■ Stated task: Leave out any picture and return the remaining listing below exactly as given.

■ Listing:
## start

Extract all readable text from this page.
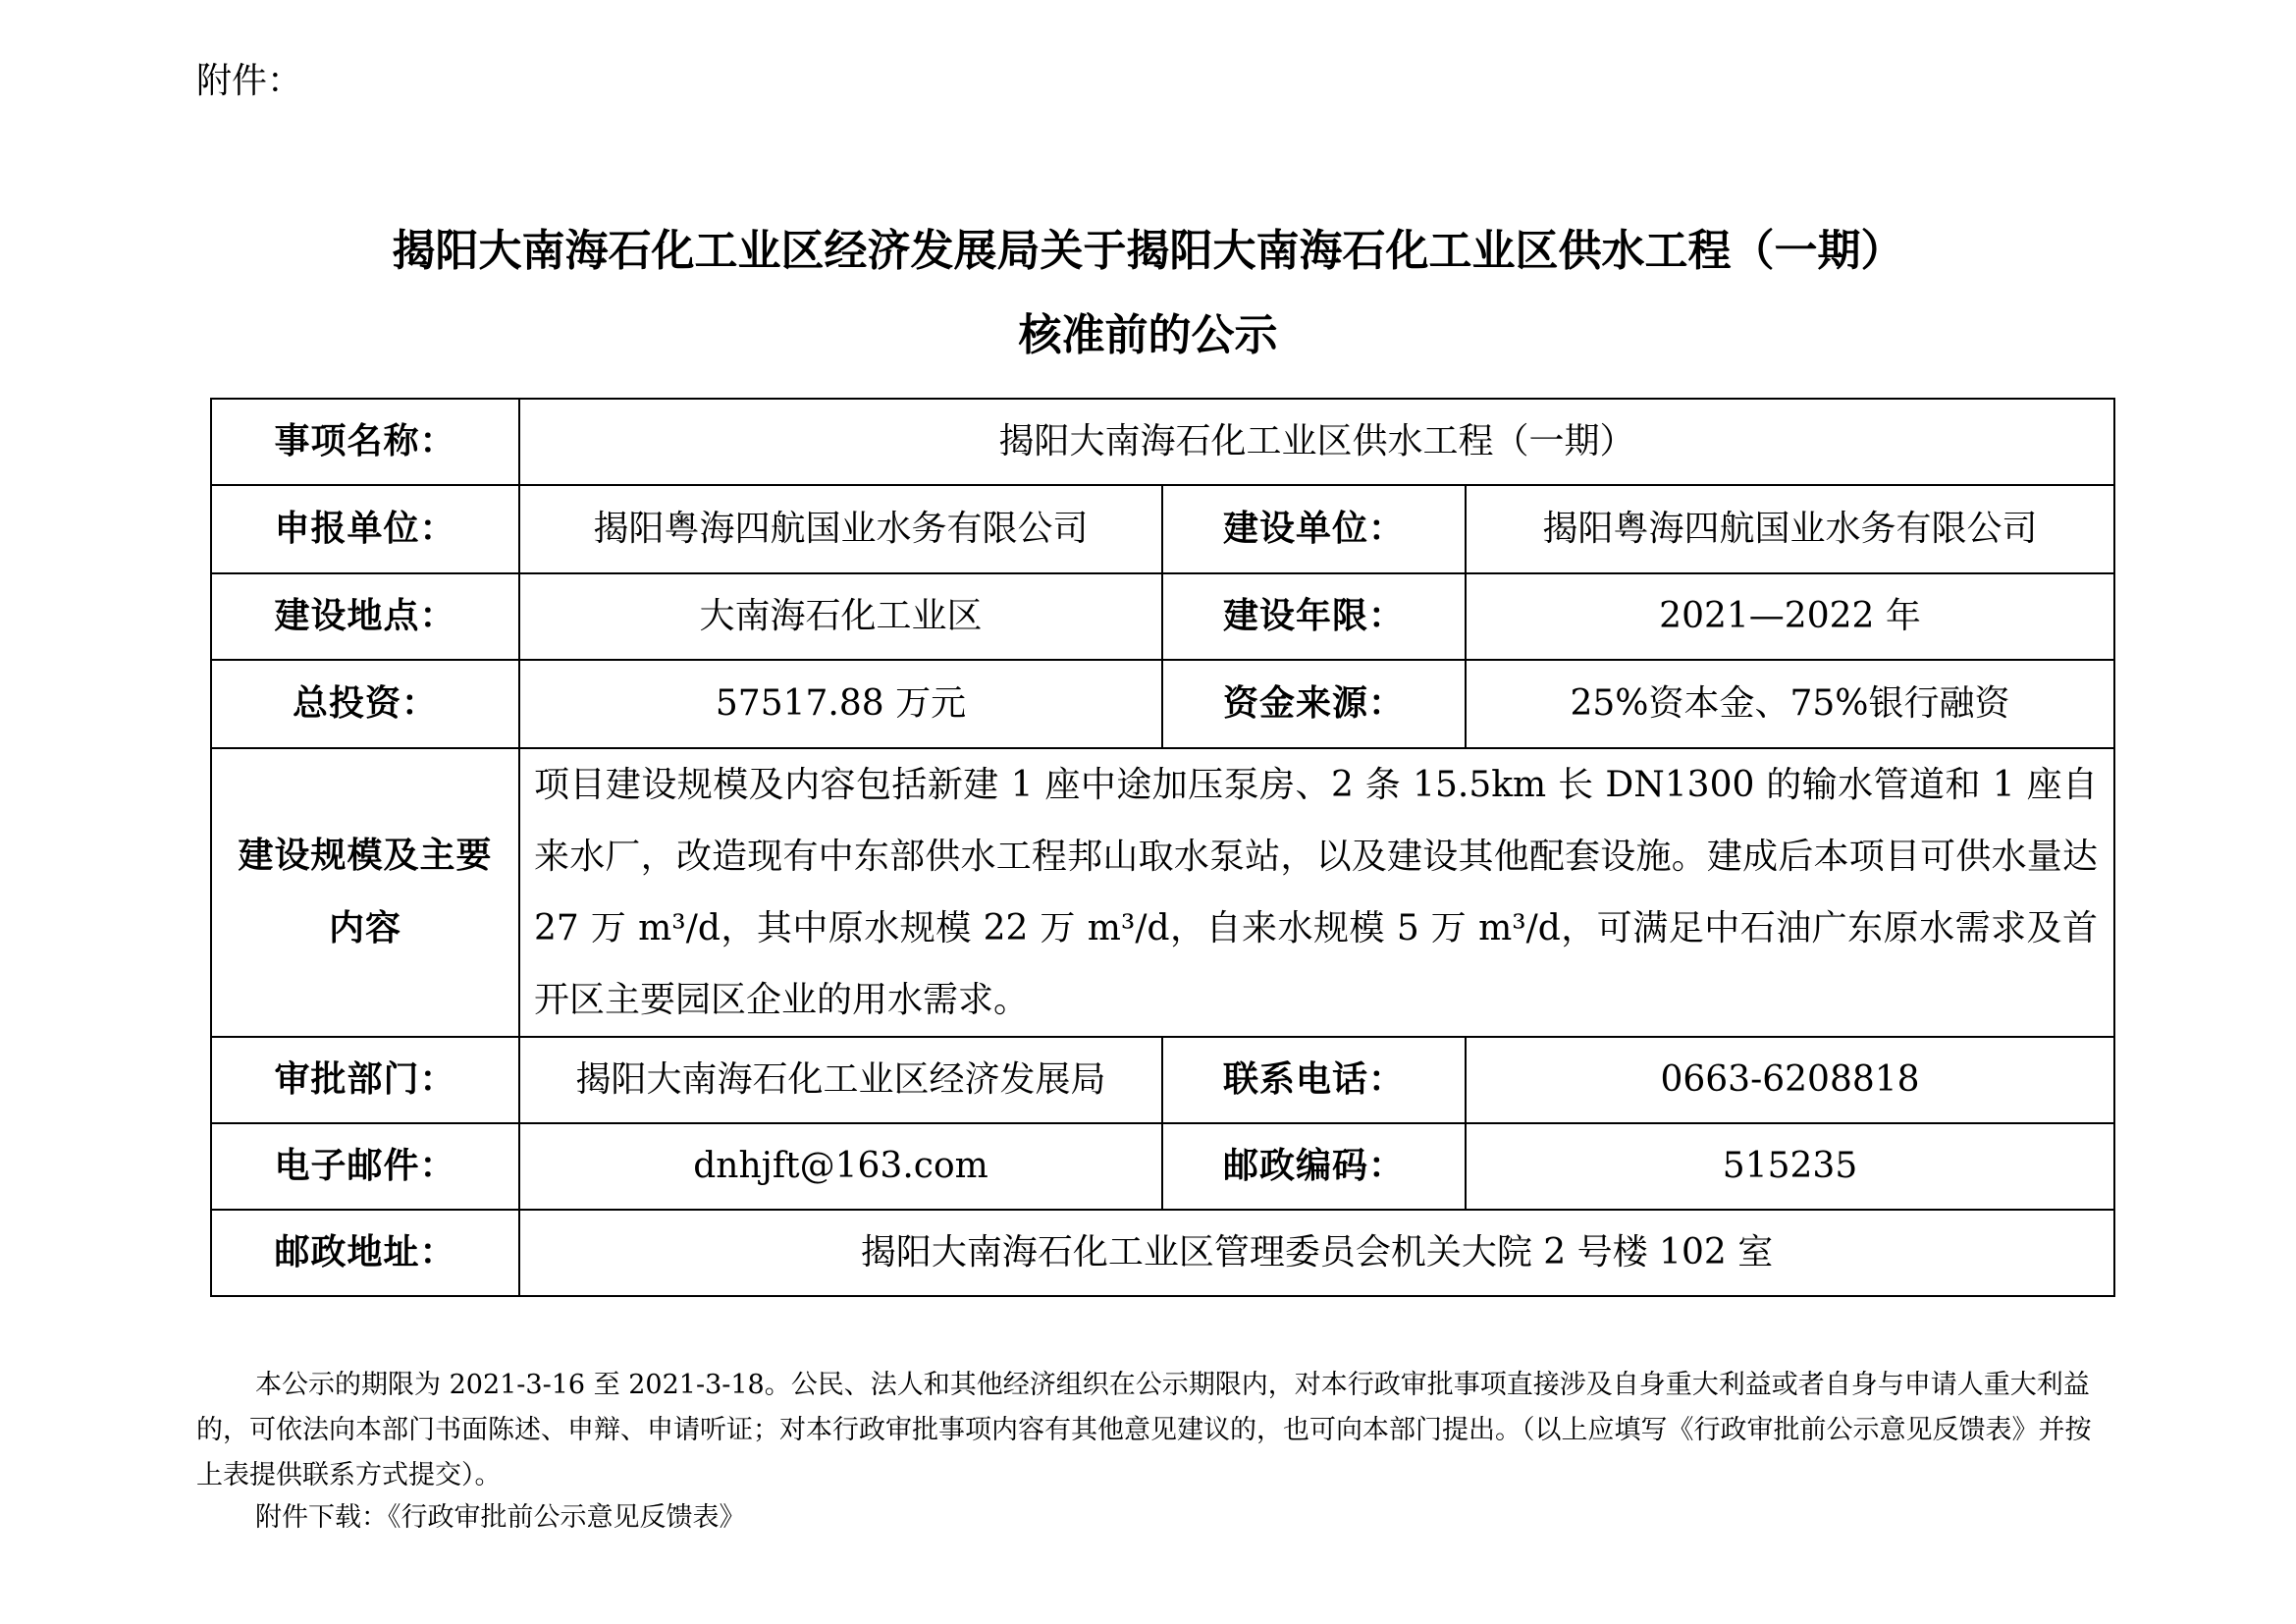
附件：
揭阳大南海石化工业区经济发展局关于揭阳大南海石化工业区供水工程（一期）
核准前的公示
事项名称：	揭阳大南海石化工业区供水工程（一期）		
申报单位：	揭阳粤海四航国业水务有限公司	建设单位：	揭阳粤海四航国业水务有限公司
建设地点：	大南海石化工业区	建设年限：	2021—2022 年
总投资：	57517.88 万元	资金来源：	25%资本金、75%银行融资
建设规模及主要
内容	项目建设规模及内容包括新建 1 座中途加压泵房、2 条 15.5km 长 DN1300 的输水管道和 1 座自来水厂，改造现有中东部供水工程邦山取水泵站，以及建设其他配套设施。建成后本项目可供水量达 27 万 m³/d，其中原水规模 22 万 m³/d，自来水规模 5 万 m³/d，可满足中石油广东原水需求及首开区主要园区企业的用水需求。		
审批部门：	揭阳大南海石化工业区经济发展局	联系电话：	0663-6208818
电子邮件：	dnhjft@163.com	邮政编码：	515235
邮政地址：	揭阳大南海石化工业区管理委员会机关大院 2 号楼 102 室		

本公示的期限为 2021-3-16 至 2021-3-18。公民、法人和其他经济组织在公示期限内，对本行政审批事项直接涉及自身重大利益或者自身与申请人重大利益的，可依法向本部门书面陈述、申辩、申请听证；对本行政审批事项内容有其他意见建议的，也可向本部门提出。（以上应填写《行政审批前公示意见反馈表》并按上表提供联系方式提交）。

附件下载：《行政审批前公示意见反馈表》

## end

■ Expected answer:
Extract all readable text from this page.
附件：
揭阳大南海石化工业区经济发展局关于揭阳大南海石化工业区供水工程（一期）
核准前的公示
事项名称：	揭阳大南海石化工业区供水工程（一期）		
申报单位：	揭阳粤海四航国业水务有限公司	建设单位：	揭阳粤海四航国业水务有限公司
建设地点：	大南海石化工业区	建设年限：	2021—2022 年
总投资：	57517.88 万元	资金来源：	25%资本金、75%银行融资
建设规模及主要
内容	项目建设规模及内容包括新建 1 座中途加压泵房、2 条 15.5km 长 DN1300 的输水管道和 1 座自来水厂，改造现有中东部供水工程邦山取水泵站，以及建设其他配套设施。建成后本项目可供水量达 27 万 m³/d，其中原水规模 22 万 m³/d，自来水规模 5 万 m³/d，可满足中石油广东原水需求及首开区主要园区企业的用水需求。		
审批部门：	揭阳大南海石化工业区经济发展局	联系电话：	0663-6208818
电子邮件：	dnhjft@163.com	邮政编码：	515235
邮政地址：	揭阳大南海石化工业区管理委员会机关大院 2 号楼 102 室		

本公示的期限为 2021-3-16 至 2021-3-18。公民、法人和其他经济组织在公示期限内，对本行政审批事项直接涉及自身重大利益或者自身与申请人重大利益的，可依法向本部门书面陈述、申辩、申请听证；对本行政审批事项内容有其他意见建议的，也可向本部门提出。（以上应填写《行政审批前公示意见反馈表》并按上表提供联系方式提交）。

附件下载：《行政审批前公示意见反馈表》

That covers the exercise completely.